* **To be done**:
Starting from the line that contains "Output the text content of this document.", reproduce each line exactly through the end of the material, and include no other lines.

==== Listed records ====

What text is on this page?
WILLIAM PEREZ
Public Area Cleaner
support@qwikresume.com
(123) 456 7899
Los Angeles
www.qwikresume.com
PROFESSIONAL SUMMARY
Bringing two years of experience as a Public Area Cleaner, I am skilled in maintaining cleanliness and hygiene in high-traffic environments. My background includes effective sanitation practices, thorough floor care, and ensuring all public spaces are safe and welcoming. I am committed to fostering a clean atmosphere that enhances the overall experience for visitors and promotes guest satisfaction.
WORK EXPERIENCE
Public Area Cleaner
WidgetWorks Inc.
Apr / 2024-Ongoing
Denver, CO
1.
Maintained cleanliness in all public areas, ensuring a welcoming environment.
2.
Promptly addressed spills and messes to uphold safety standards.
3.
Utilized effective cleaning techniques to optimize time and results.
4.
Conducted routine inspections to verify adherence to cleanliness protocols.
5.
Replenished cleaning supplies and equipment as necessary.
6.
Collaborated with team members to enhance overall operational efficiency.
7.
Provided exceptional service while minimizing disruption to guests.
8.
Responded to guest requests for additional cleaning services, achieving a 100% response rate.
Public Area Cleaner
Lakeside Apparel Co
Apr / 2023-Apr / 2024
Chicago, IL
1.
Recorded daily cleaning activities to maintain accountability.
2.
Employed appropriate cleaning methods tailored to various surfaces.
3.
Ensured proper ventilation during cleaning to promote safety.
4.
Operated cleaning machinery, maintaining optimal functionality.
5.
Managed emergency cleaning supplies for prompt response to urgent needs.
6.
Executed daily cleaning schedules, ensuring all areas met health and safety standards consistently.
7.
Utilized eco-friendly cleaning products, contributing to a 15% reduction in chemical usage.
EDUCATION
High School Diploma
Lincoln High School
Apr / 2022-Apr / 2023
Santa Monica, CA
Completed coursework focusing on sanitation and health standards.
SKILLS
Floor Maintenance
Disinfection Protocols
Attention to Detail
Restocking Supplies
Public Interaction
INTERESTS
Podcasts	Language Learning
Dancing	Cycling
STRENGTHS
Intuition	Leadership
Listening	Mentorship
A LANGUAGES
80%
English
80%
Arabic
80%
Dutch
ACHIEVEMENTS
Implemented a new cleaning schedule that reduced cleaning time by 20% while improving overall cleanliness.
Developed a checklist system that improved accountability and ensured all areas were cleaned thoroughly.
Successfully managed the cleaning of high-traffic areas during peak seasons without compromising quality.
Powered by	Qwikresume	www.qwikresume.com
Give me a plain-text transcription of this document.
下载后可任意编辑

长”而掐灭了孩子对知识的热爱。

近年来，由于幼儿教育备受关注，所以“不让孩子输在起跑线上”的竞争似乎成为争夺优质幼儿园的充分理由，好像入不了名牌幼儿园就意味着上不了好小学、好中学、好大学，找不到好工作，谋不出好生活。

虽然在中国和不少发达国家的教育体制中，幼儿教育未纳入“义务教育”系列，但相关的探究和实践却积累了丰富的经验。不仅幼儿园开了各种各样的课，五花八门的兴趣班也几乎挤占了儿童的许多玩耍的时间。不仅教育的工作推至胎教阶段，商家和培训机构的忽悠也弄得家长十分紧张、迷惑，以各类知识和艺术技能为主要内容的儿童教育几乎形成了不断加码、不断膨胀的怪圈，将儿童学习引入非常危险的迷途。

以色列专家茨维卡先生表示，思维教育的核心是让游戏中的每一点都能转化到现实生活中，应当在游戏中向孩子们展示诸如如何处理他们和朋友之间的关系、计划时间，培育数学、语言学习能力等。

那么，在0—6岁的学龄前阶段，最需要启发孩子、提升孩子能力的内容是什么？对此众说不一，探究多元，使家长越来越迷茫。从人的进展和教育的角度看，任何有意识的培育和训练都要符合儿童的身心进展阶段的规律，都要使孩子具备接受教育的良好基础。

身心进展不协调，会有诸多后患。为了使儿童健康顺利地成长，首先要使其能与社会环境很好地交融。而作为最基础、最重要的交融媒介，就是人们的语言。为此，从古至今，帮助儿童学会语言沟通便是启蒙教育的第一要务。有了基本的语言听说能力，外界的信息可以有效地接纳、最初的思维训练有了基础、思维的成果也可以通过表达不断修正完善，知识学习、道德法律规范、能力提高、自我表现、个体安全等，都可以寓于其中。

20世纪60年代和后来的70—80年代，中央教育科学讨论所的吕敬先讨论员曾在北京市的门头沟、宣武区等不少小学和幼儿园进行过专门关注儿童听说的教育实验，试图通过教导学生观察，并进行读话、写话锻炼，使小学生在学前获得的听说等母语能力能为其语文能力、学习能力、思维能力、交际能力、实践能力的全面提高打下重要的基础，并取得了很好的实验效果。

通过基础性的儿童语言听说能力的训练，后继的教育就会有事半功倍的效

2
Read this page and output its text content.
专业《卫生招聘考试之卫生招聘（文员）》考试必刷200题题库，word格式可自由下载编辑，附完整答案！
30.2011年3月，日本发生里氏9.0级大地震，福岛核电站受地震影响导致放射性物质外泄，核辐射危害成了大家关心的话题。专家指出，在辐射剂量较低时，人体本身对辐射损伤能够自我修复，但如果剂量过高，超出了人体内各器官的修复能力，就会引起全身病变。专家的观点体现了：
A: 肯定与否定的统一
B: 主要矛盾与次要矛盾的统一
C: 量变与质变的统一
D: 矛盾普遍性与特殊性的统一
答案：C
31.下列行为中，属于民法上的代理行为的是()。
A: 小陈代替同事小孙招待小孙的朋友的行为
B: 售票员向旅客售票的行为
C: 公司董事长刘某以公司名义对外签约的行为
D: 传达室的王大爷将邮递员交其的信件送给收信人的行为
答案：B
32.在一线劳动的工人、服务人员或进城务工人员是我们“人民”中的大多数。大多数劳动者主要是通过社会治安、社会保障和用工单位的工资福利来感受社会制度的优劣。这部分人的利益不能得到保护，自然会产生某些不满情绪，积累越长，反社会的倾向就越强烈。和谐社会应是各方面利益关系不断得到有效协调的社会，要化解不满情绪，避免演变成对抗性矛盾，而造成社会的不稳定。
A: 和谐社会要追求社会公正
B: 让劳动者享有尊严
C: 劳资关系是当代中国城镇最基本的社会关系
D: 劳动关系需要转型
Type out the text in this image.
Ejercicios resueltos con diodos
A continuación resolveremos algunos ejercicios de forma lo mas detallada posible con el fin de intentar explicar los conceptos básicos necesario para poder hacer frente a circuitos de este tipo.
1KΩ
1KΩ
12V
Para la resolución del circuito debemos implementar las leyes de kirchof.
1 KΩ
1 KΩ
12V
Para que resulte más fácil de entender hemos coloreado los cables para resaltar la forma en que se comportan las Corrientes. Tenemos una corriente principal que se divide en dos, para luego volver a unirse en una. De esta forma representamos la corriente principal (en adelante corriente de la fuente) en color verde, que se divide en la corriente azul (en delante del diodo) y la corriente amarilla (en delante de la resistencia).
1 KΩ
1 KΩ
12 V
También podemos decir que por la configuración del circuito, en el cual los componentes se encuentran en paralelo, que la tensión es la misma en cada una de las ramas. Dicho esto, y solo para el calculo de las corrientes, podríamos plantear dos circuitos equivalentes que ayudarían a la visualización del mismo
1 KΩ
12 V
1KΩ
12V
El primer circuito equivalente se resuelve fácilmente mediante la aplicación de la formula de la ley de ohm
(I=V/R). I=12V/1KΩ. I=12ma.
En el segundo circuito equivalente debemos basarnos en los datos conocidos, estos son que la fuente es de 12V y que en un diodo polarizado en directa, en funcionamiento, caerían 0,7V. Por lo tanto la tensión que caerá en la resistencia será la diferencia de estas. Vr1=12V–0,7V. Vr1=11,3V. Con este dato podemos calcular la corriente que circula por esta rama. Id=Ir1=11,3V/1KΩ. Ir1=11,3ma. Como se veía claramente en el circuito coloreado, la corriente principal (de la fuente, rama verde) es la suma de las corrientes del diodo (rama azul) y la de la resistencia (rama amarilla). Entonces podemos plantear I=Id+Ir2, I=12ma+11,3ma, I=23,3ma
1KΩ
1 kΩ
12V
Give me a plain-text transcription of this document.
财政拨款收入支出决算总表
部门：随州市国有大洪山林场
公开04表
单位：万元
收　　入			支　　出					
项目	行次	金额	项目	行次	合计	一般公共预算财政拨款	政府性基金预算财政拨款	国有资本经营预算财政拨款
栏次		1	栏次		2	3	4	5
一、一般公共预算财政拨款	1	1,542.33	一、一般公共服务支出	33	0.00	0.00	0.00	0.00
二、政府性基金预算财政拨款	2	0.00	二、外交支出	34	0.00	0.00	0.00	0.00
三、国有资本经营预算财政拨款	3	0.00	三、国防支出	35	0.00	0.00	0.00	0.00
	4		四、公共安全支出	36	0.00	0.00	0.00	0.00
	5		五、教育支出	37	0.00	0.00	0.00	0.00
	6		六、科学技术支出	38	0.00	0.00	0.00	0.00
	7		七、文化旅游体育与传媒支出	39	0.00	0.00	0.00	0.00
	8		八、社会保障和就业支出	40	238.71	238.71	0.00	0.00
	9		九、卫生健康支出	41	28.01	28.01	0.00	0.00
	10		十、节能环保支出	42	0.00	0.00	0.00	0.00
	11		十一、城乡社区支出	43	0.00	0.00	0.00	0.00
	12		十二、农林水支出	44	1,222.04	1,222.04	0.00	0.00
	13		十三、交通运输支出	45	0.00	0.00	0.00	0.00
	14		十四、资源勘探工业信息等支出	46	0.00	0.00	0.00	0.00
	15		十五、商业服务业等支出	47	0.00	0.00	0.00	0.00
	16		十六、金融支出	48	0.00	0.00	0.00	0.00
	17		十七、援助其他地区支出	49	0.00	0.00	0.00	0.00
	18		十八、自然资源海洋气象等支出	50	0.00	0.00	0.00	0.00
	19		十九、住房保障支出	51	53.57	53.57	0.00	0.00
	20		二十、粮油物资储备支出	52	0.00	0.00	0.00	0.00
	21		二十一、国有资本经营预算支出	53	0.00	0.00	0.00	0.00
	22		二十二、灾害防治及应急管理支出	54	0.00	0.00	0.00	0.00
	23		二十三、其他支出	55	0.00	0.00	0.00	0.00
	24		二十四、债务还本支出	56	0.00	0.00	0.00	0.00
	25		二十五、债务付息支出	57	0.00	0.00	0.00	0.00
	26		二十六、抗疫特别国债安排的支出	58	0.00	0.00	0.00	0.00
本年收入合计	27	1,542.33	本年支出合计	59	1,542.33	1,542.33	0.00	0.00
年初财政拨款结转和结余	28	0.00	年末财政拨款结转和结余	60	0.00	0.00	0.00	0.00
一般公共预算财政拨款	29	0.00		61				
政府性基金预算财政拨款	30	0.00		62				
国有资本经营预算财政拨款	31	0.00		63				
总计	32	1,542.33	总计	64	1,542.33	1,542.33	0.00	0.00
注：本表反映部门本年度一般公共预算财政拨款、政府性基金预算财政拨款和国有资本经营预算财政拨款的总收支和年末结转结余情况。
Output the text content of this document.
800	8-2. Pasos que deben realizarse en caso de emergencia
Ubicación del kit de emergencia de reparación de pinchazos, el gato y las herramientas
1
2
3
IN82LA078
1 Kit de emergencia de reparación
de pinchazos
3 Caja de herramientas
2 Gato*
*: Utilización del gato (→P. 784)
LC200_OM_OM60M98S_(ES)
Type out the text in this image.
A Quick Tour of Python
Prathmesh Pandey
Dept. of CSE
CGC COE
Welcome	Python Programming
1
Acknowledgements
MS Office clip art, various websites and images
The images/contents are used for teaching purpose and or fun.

====

* **Response for this exercise**:
Output the text content of this document.
800	8-2. Pasos que deben realizarse en caso de emergencia
Ubicación del kit de emergencia de reparación de pinchazos, el gato y las herramientas
1
2
3
IN82LA078
1 Kit de emergencia de reparación
de pinchazos
3 Caja de herramientas
2 Gato*
*: Utilización del gato (→P. 784)
LC200_OM_OM60M98S_(ES)
Type out the text in this image.
A Quick Tour of Python
Prathmesh Pandey
Dept. of CSE
CGC COE
Welcome	Python Programming
1
Acknowledgements
MS Office clip art, various websites and images
The images/contents are used for teaching purpose and or fun.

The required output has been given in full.